Can you edit the rows below by changing every "y-tick-label" to "y-axis-label" and leaving everything else the same?

==============================

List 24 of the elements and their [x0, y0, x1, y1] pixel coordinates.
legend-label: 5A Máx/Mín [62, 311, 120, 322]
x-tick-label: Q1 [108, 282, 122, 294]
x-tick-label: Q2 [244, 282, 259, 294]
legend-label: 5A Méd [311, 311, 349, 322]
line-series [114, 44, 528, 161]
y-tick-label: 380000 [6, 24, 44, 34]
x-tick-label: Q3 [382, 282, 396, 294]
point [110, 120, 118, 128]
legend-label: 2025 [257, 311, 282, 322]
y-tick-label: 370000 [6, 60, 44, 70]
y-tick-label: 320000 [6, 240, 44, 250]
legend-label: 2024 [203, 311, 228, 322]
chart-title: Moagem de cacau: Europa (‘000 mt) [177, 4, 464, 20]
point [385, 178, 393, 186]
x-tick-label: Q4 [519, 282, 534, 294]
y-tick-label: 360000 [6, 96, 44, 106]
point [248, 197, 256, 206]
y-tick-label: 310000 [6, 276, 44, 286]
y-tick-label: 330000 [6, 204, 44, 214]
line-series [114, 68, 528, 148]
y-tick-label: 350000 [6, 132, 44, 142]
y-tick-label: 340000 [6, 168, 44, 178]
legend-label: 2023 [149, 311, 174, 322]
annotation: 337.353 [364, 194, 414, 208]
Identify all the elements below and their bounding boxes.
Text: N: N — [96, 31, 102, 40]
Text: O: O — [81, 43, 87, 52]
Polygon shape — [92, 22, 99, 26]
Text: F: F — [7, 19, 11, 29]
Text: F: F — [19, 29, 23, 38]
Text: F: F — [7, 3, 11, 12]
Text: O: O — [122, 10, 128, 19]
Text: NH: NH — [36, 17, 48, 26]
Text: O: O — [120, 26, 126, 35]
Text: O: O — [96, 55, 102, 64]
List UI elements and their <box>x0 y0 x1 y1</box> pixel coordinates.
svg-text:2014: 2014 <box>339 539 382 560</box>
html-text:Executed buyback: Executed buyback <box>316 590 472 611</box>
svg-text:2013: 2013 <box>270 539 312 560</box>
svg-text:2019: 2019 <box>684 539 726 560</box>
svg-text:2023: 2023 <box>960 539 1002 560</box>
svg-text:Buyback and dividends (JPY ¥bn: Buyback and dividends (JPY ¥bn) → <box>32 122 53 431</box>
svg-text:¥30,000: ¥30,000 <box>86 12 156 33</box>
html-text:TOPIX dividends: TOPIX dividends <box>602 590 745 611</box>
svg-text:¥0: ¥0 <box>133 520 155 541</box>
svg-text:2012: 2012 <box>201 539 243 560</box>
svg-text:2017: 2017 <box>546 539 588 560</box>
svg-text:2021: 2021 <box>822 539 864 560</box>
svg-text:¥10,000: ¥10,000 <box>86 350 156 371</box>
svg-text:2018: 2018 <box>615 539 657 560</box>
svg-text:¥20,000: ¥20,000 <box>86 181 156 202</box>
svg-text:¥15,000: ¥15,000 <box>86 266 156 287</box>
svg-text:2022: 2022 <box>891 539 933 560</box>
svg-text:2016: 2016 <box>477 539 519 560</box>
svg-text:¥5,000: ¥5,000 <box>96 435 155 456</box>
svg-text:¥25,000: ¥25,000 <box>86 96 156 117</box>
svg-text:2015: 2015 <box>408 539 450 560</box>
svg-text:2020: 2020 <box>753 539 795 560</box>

==============================

SOLVED EXERCISE:
List 24 of the elements and their [x0, y0, x1, y1] pixel coordinates.
legend-label: 5A Máx/Mín [62, 311, 120, 322]
x-tick-label: Q1 [108, 282, 122, 294]
x-tick-label: Q2 [244, 282, 259, 294]
legend-label: 5A Méd [311, 311, 349, 322]
line-series [114, 44, 528, 161]
y-axis-label: 380000 [6, 24, 44, 34]
x-tick-label: Q3 [382, 282, 396, 294]
point [110, 120, 118, 128]
legend-label: 2025 [257, 311, 282, 322]
y-axis-label: 370000 [6, 60, 44, 70]
y-axis-label: 320000 [6, 240, 44, 250]
legend-label: 2024 [203, 311, 228, 322]
chart-title: Moagem de cacau: Europa (‘000 mt) [177, 4, 464, 20]
point [385, 178, 393, 186]
x-tick-label: Q4 [519, 282, 534, 294]
y-axis-label: 360000 [6, 96, 44, 106]
point [248, 197, 256, 206]
y-axis-label: 310000 [6, 276, 44, 286]
y-axis-label: 330000 [6, 204, 44, 214]
line-series [114, 68, 528, 148]
y-axis-label: 350000 [6, 132, 44, 142]
y-axis-label: 340000 [6, 168, 44, 178]
legend-label: 2023 [149, 311, 174, 322]
annotation: 337.353 [364, 194, 414, 208]
Identify all the elements below and their bounding boxes.
Text: N: N — [96, 31, 102, 40]
Text: O: O — [81, 43, 87, 52]
Polygon shape — [92, 22, 99, 26]
Text: F: F — [7, 19, 11, 29]
Text: F: F — [19, 29, 23, 38]
Text: F: F — [7, 3, 11, 12]
Text: O: O — [122, 10, 128, 19]
Text: NH: NH — [36, 17, 48, 26]
Text: O: O — [120, 26, 126, 35]
Text: O: O — [96, 55, 102, 64]
List UI elements and their <box>x0 y0 x1 y1</box> pixel coordinates.
svg-text:2014: 2014 <box>339 539 382 560</box>
html-text:Executed buyback: Executed buyback <box>316 590 472 611</box>
svg-text:2013: 2013 <box>270 539 312 560</box>
svg-text:2019: 2019 <box>684 539 726 560</box>
svg-text:2023: 2023 <box>960 539 1002 560</box>
svg-text:Buyback and dividends (JPY ¥bn: Buyback and dividends (JPY ¥bn) → <box>32 122 53 431</box>
svg-text:¥30,000: ¥30,000 <box>86 12 156 33</box>
html-text:TOPIX dividends: TOPIX dividends <box>602 590 745 611</box>
svg-text:¥0: ¥0 <box>133 520 155 541</box>
svg-text:2012: 2012 <box>201 539 243 560</box>
svg-text:2017: 2017 <box>546 539 588 560</box>
svg-text:2021: 2021 <box>822 539 864 560</box>
svg-text:¥10,000: ¥10,000 <box>86 350 156 371</box>
svg-text:2018: 2018 <box>615 539 657 560</box>
svg-text:¥20,000: ¥20,000 <box>86 181 156 202</box>
svg-text:¥15,000: ¥15,000 <box>86 266 156 287</box>
svg-text:2022: 2022 <box>891 539 933 560</box>
svg-text:2016: 2016 <box>477 539 519 560</box>
svg-text:¥5,000: ¥5,000 <box>96 435 155 456</box>
svg-text:¥25,000: ¥25,000 <box>86 96 156 117</box>
svg-text:2015: 2015 <box>408 539 450 560</box>
svg-text:2020: 2020 <box>753 539 795 560</box>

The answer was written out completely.